:: Given data ::

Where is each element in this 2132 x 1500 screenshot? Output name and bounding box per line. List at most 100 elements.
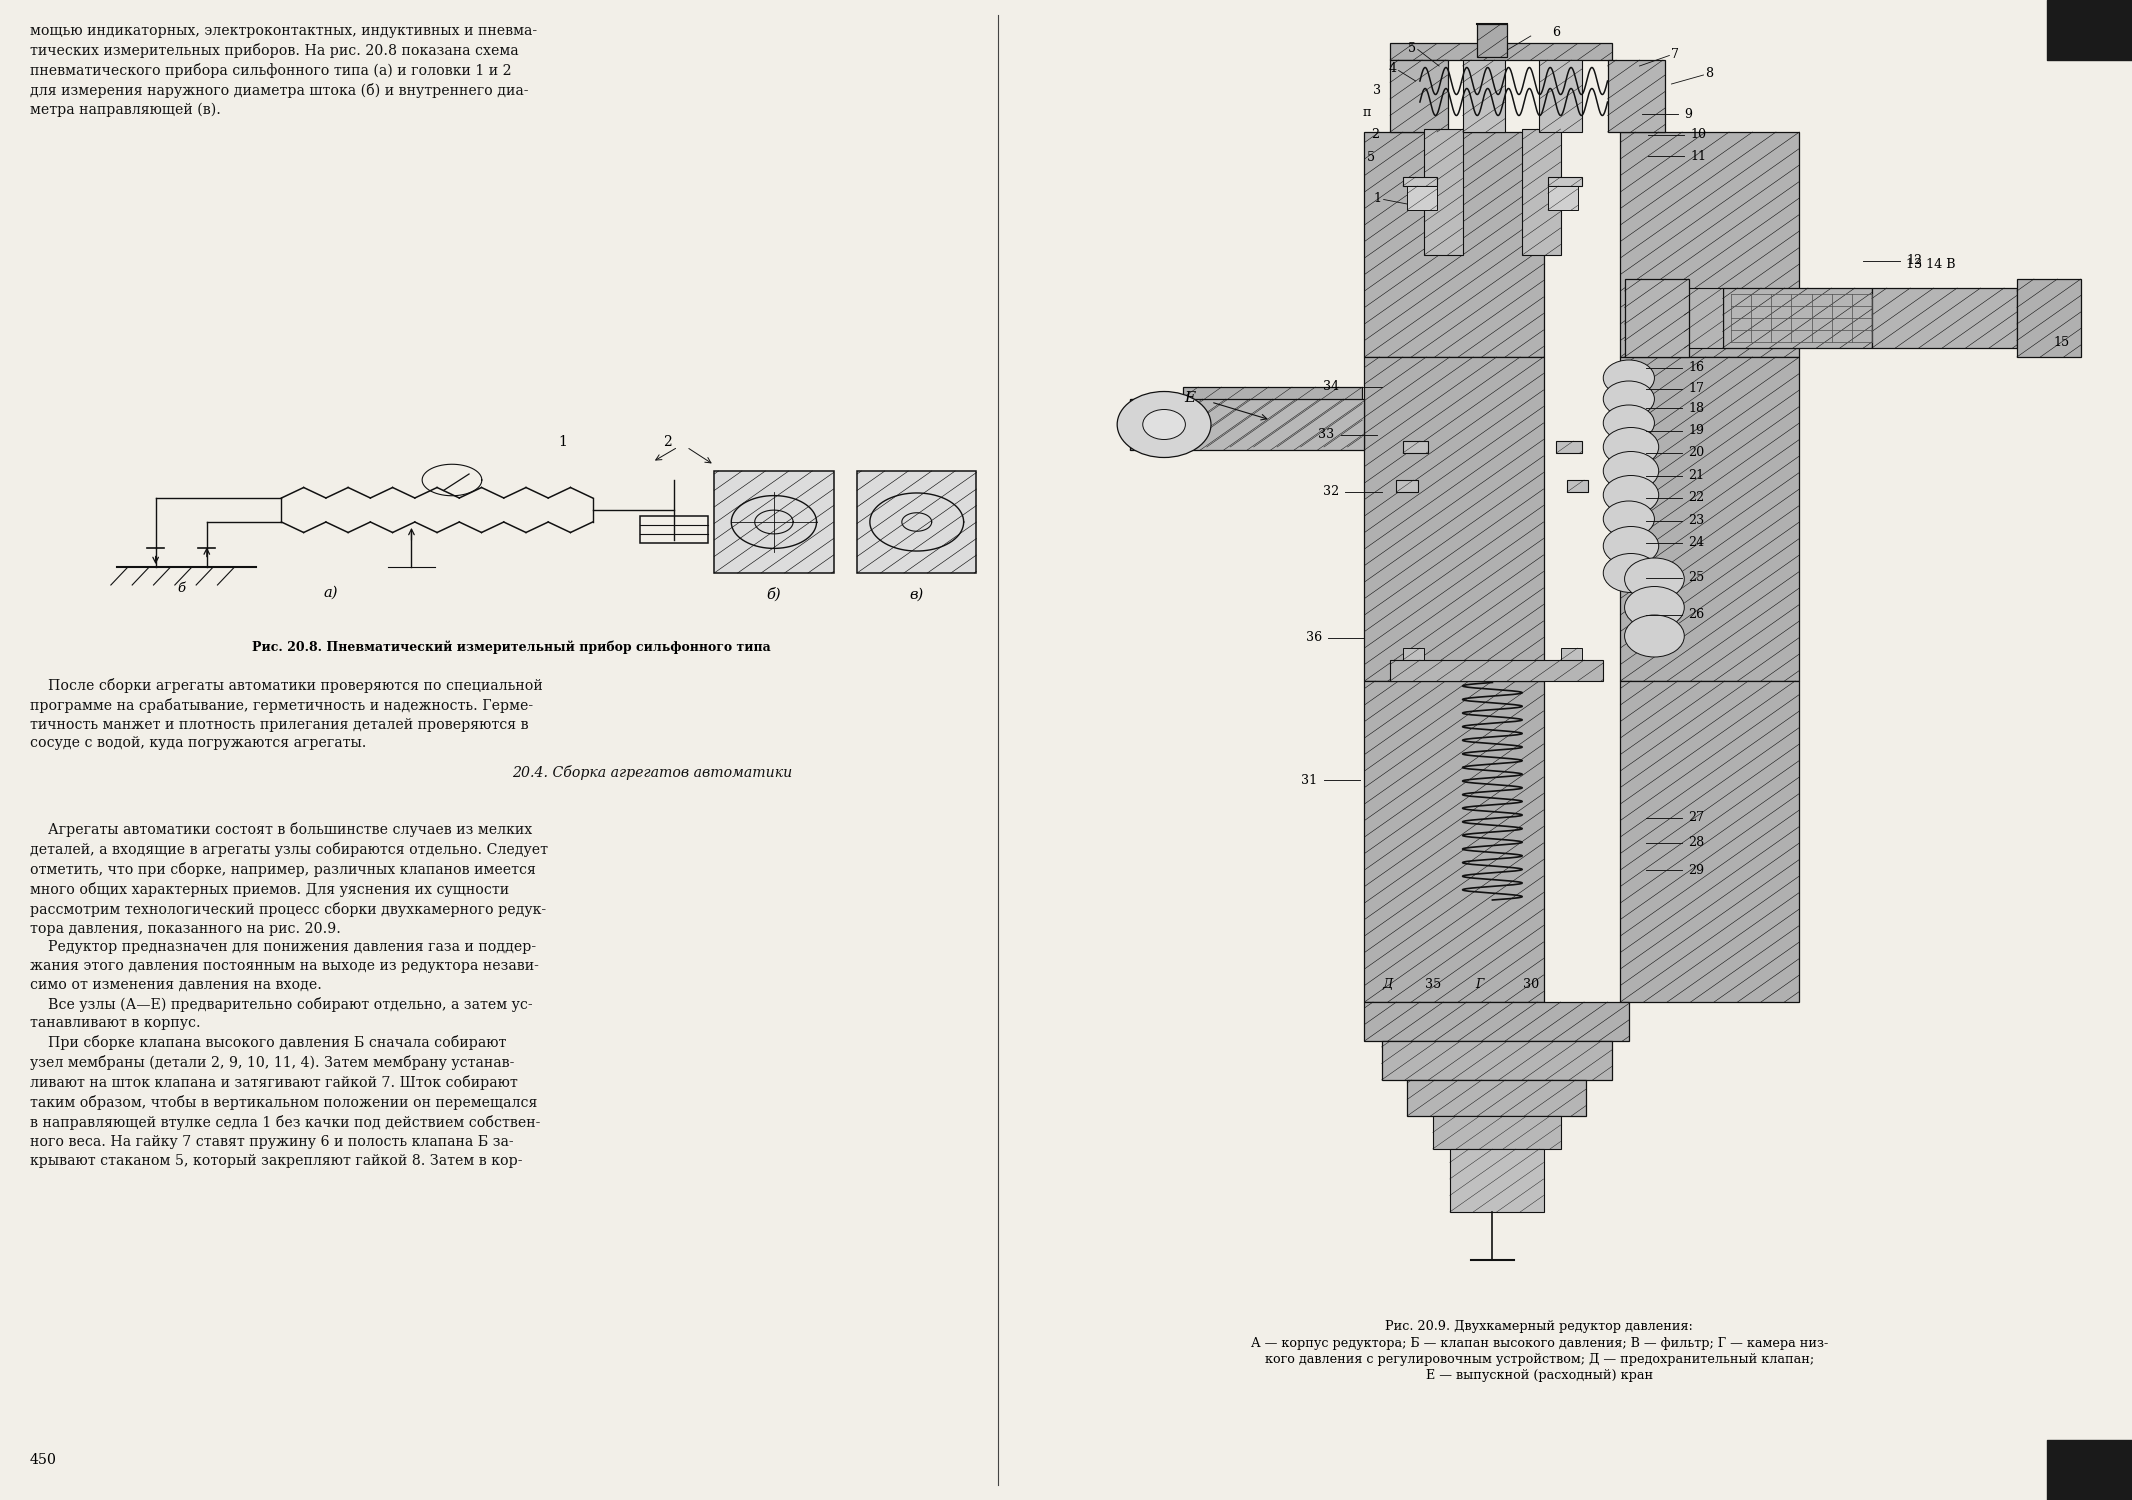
Text: 19: 19 bbox=[1689, 424, 1706, 436]
Bar bbox=[640, 516, 708, 543]
Text: 2: 2 bbox=[1371, 129, 1379, 141]
Text: 9: 9 bbox=[1684, 108, 1693, 120]
Circle shape bbox=[1603, 405, 1654, 441]
Bar bbox=[1183, 387, 1362, 447]
Text: 13 14 В: 13 14 В bbox=[1906, 258, 1955, 270]
Text: 7: 7 bbox=[1671, 48, 1680, 60]
Bar bbox=[1364, 1002, 1629, 1041]
Text: 5: 5 bbox=[1407, 42, 1416, 54]
Text: 27: 27 bbox=[1689, 812, 1706, 824]
Circle shape bbox=[1625, 586, 1684, 628]
Text: 35: 35 bbox=[1424, 978, 1441, 992]
Text: 30: 30 bbox=[1522, 978, 1539, 992]
Bar bbox=[1403, 648, 1424, 660]
Circle shape bbox=[1603, 476, 1659, 514]
Circle shape bbox=[1625, 615, 1684, 657]
Bar bbox=[1407, 186, 1437, 210]
Bar bbox=[2017, 279, 2081, 357]
Circle shape bbox=[1603, 360, 1654, 396]
Bar bbox=[1620, 132, 1799, 357]
Text: 1: 1 bbox=[559, 435, 567, 448]
Bar bbox=[1396, 480, 1418, 492]
Text: Г: Г bbox=[1475, 978, 1484, 992]
Bar bbox=[1625, 279, 1689, 357]
Bar bbox=[1382, 1041, 1612, 1080]
Text: Е: Е bbox=[1183, 390, 1196, 405]
Bar bbox=[1407, 1080, 1586, 1116]
Text: 6: 6 bbox=[1552, 27, 1561, 39]
Text: в): в) bbox=[910, 588, 923, 602]
Text: 32: 32 bbox=[1322, 486, 1339, 498]
Text: 11: 11 bbox=[1691, 150, 1708, 162]
Text: Д: Д bbox=[1384, 978, 1392, 992]
Text: Агрегаты автоматики состоят в большинстве случаев из мелких
деталей, а входящие : Агрегаты автоматики состоят в большинств… bbox=[30, 822, 548, 1167]
Bar bbox=[1561, 648, 1582, 660]
Text: Рис. 20.8. Пневматический измерительный прибор сильфонного типа: Рис. 20.8. Пневматический измерительный … bbox=[252, 640, 772, 654]
Text: б): б) bbox=[768, 586, 780, 602]
Text: 5: 5 bbox=[1367, 152, 1375, 164]
Bar bbox=[1620, 681, 1799, 1002]
Text: 23: 23 bbox=[1689, 514, 1706, 526]
Text: 20: 20 bbox=[1689, 447, 1706, 459]
Bar bbox=[1548, 177, 1582, 186]
Bar bbox=[1567, 480, 1588, 492]
Text: 4: 4 bbox=[1388, 63, 1396, 75]
Circle shape bbox=[1143, 410, 1185, 440]
Circle shape bbox=[1603, 381, 1654, 417]
Text: 28: 28 bbox=[1689, 837, 1706, 849]
Bar bbox=[714, 471, 834, 573]
Circle shape bbox=[1603, 554, 1659, 592]
Text: 10: 10 bbox=[1691, 129, 1708, 141]
Bar bbox=[1390, 660, 1603, 681]
Circle shape bbox=[1603, 526, 1659, 566]
Circle shape bbox=[1625, 558, 1684, 600]
Text: 450: 450 bbox=[30, 1454, 58, 1467]
Text: мощью индикаторных, электроконтактных, индуктивных и пневма-
тических измеритель: мощью индикаторных, электроконтактных, и… bbox=[30, 24, 537, 117]
Bar bbox=[1723, 288, 1872, 348]
Text: п: п bbox=[1362, 106, 1371, 118]
Bar bbox=[1608, 60, 1665, 132]
Circle shape bbox=[1117, 392, 1211, 458]
Text: 22: 22 bbox=[1689, 492, 1706, 504]
Text: 34: 34 bbox=[1322, 381, 1339, 393]
Bar bbox=[1620, 357, 1799, 681]
Text: 20.4. Сборка агрегатов автоматики: 20.4. Сборка агрегатов автоматики bbox=[512, 765, 791, 780]
Text: 25: 25 bbox=[1689, 572, 1706, 584]
Bar bbox=[1403, 441, 1428, 453]
Bar bbox=[1364, 681, 1544, 1002]
Text: 15: 15 bbox=[2053, 336, 2070, 348]
Bar bbox=[1390, 44, 1612, 60]
Bar bbox=[1556, 441, 1582, 453]
Bar bbox=[1450, 1149, 1544, 1212]
Text: 29: 29 bbox=[1689, 864, 1706, 876]
Text: Рис. 20.9. Двухкамерный редуктор давления:
А — корпус редуктора; Б — клапан высо: Рис. 20.9. Двухкамерный редуктор давлени… bbox=[1251, 1320, 1827, 1383]
Bar bbox=[1872, 288, 2017, 348]
Bar bbox=[1477, 24, 1507, 57]
Circle shape bbox=[1603, 452, 1659, 491]
Bar bbox=[1433, 1116, 1561, 1149]
Bar bbox=[1130, 399, 1364, 450]
Bar bbox=[857, 471, 976, 573]
Text: 21: 21 bbox=[1689, 470, 1706, 482]
Text: 18: 18 bbox=[1689, 402, 1706, 414]
Text: б: б bbox=[177, 582, 185, 596]
Bar bbox=[1424, 129, 1463, 255]
Text: 24: 24 bbox=[1689, 537, 1706, 549]
Bar bbox=[1684, 288, 1723, 348]
Bar bbox=[1390, 60, 1448, 132]
Bar bbox=[1548, 186, 1578, 210]
Text: 8: 8 bbox=[1706, 68, 1714, 80]
Text: а): а) bbox=[324, 586, 337, 600]
Text: 33: 33 bbox=[1318, 429, 1335, 441]
Bar bbox=[1539, 60, 1582, 132]
Bar bbox=[1522, 129, 1561, 255]
Text: 31: 31 bbox=[1301, 774, 1318, 786]
Text: 17: 17 bbox=[1689, 382, 1706, 394]
Bar bbox=[1463, 60, 1505, 132]
Text: 36: 36 bbox=[1305, 632, 1322, 644]
Text: 1: 1 bbox=[1373, 192, 1382, 204]
Text: 2: 2 bbox=[663, 435, 672, 448]
Circle shape bbox=[1603, 501, 1654, 537]
Text: 16: 16 bbox=[1689, 362, 1706, 374]
Bar bbox=[1364, 132, 1544, 357]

:::

Given problem: Reproduce every item above word for word, leaving out the pictures.

Task result:
Where is each element in this 2132 x 1500 screenshot? Output name and bounding box per line. List at most 100 elements.
Text: 19: 19 bbox=[1689, 424, 1706, 436]
Bar bbox=[640, 516, 708, 543]
Text: 2: 2 bbox=[1371, 129, 1379, 141]
Text: 9: 9 bbox=[1684, 108, 1693, 120]
Circle shape bbox=[1603, 405, 1654, 441]
Bar bbox=[1183, 387, 1362, 447]
Text: 13 14 В: 13 14 В bbox=[1906, 258, 1955, 270]
Text: 7: 7 bbox=[1671, 48, 1680, 60]
Bar bbox=[1364, 1002, 1629, 1041]
Text: 5: 5 bbox=[1407, 42, 1416, 54]
Text: 27: 27 bbox=[1689, 812, 1706, 824]
Circle shape bbox=[1625, 586, 1684, 628]
Text: 35: 35 bbox=[1424, 978, 1441, 992]
Text: 30: 30 bbox=[1522, 978, 1539, 992]
Bar bbox=[1403, 648, 1424, 660]
Circle shape bbox=[1603, 476, 1659, 514]
Circle shape bbox=[1625, 615, 1684, 657]
Bar bbox=[1407, 186, 1437, 210]
Bar bbox=[2017, 279, 2081, 357]
Circle shape bbox=[1603, 360, 1654, 396]
Bar bbox=[1620, 132, 1799, 357]
Text: 1: 1 bbox=[559, 435, 567, 448]
Bar bbox=[1396, 480, 1418, 492]
Text: Г: Г bbox=[1475, 978, 1484, 992]
Bar bbox=[1625, 279, 1689, 357]
Bar bbox=[1382, 1041, 1612, 1080]
Text: Е: Е bbox=[1183, 390, 1196, 405]
Bar bbox=[1407, 1080, 1586, 1116]
Text: 6: 6 bbox=[1552, 27, 1561, 39]
Text: в): в) bbox=[910, 588, 923, 602]
Text: 32: 32 bbox=[1322, 486, 1339, 498]
Text: 11: 11 bbox=[1691, 150, 1708, 162]
Text: Д: Д bbox=[1384, 978, 1392, 992]
Text: Агрегаты автоматики состоят в большинстве случаев из мелких
деталей, а входящие : Агрегаты автоматики состоят в большинств… bbox=[30, 822, 548, 1167]
Bar bbox=[1561, 648, 1582, 660]
Text: Рис. 20.8. Пневматический измерительный прибор сильфонного типа: Рис. 20.8. Пневматический измерительный … bbox=[252, 640, 772, 654]
Text: б): б) bbox=[768, 586, 780, 602]
Text: 5: 5 bbox=[1367, 152, 1375, 164]
Bar bbox=[1620, 681, 1799, 1002]
Text: 23: 23 bbox=[1689, 514, 1706, 526]
Text: 20: 20 bbox=[1689, 447, 1706, 459]
Bar bbox=[1548, 177, 1582, 186]
Bar bbox=[1567, 480, 1588, 492]
Text: 4: 4 bbox=[1388, 63, 1396, 75]
Circle shape bbox=[1143, 410, 1185, 440]
Circle shape bbox=[1603, 381, 1654, 417]
Text: 28: 28 bbox=[1689, 837, 1706, 849]
Bar bbox=[714, 471, 834, 573]
Circle shape bbox=[1603, 554, 1659, 592]
Text: 10: 10 bbox=[1691, 129, 1708, 141]
Bar bbox=[1390, 660, 1603, 681]
Circle shape bbox=[1603, 526, 1659, 566]
Circle shape bbox=[1625, 558, 1684, 600]
Text: 450: 450 bbox=[30, 1454, 58, 1467]
Text: мощью индикаторных, электроконтактных, индуктивных и пневма-
тических измеритель: мощью индикаторных, электроконтактных, и… bbox=[30, 24, 537, 117]
Bar bbox=[1723, 288, 1872, 348]
Text: п: п bbox=[1362, 106, 1371, 118]
Bar bbox=[1608, 60, 1665, 132]
Circle shape bbox=[1117, 392, 1211, 458]
Text: 22: 22 bbox=[1689, 492, 1706, 504]
Text: 34: 34 bbox=[1322, 381, 1339, 393]
Bar bbox=[1620, 357, 1799, 681]
Text: 20.4. Сборка агрегатов автоматики: 20.4. Сборка агрегатов автоматики bbox=[512, 765, 791, 780]
Text: 25: 25 bbox=[1689, 572, 1706, 584]
Bar bbox=[1403, 441, 1428, 453]
Bar bbox=[1364, 681, 1544, 1002]
Text: 15: 15 bbox=[2053, 336, 2070, 348]
Bar bbox=[1390, 44, 1612, 60]
Bar bbox=[1556, 441, 1582, 453]
Bar bbox=[1450, 1149, 1544, 1212]
Text: 29: 29 bbox=[1689, 864, 1706, 876]
Text: Рис. 20.9. Двухкамерный редуктор давления:
А — корпус редуктора; Б — клапан высо: Рис. 20.9. Двухкамерный редуктор давлени… bbox=[1251, 1320, 1827, 1383]
Bar bbox=[1872, 288, 2017, 348]
Bar bbox=[1477, 24, 1507, 57]
Circle shape bbox=[1603, 452, 1659, 491]
Bar bbox=[1433, 1116, 1561, 1149]
Bar bbox=[1130, 399, 1364, 450]
Bar bbox=[857, 471, 976, 573]
Text: 21: 21 bbox=[1689, 470, 1706, 482]
Text: 18: 18 bbox=[1689, 402, 1706, 414]
Text: б: б bbox=[177, 582, 185, 596]
Bar bbox=[1424, 129, 1463, 255]
Text: 24: 24 bbox=[1689, 537, 1706, 549]
Bar bbox=[1684, 288, 1723, 348]
Bar bbox=[1390, 60, 1448, 132]
Bar bbox=[1548, 186, 1578, 210]
Text: 8: 8 bbox=[1706, 68, 1714, 80]
Text: а): а) bbox=[324, 586, 337, 600]
Text: 33: 33 bbox=[1318, 429, 1335, 441]
Bar bbox=[1539, 60, 1582, 132]
Bar bbox=[1522, 129, 1561, 255]
Text: 31: 31 bbox=[1301, 774, 1318, 786]
Text: 17: 17 bbox=[1689, 382, 1706, 394]
Bar bbox=[1463, 60, 1505, 132]
Text: 36: 36 bbox=[1305, 632, 1322, 644]
Text: 1: 1 bbox=[1373, 192, 1382, 204]
Text: 2: 2 bbox=[663, 435, 672, 448]
Circle shape bbox=[1603, 501, 1654, 537]
Text: 16: 16 bbox=[1689, 362, 1706, 374]
Bar bbox=[1364, 132, 1544, 357]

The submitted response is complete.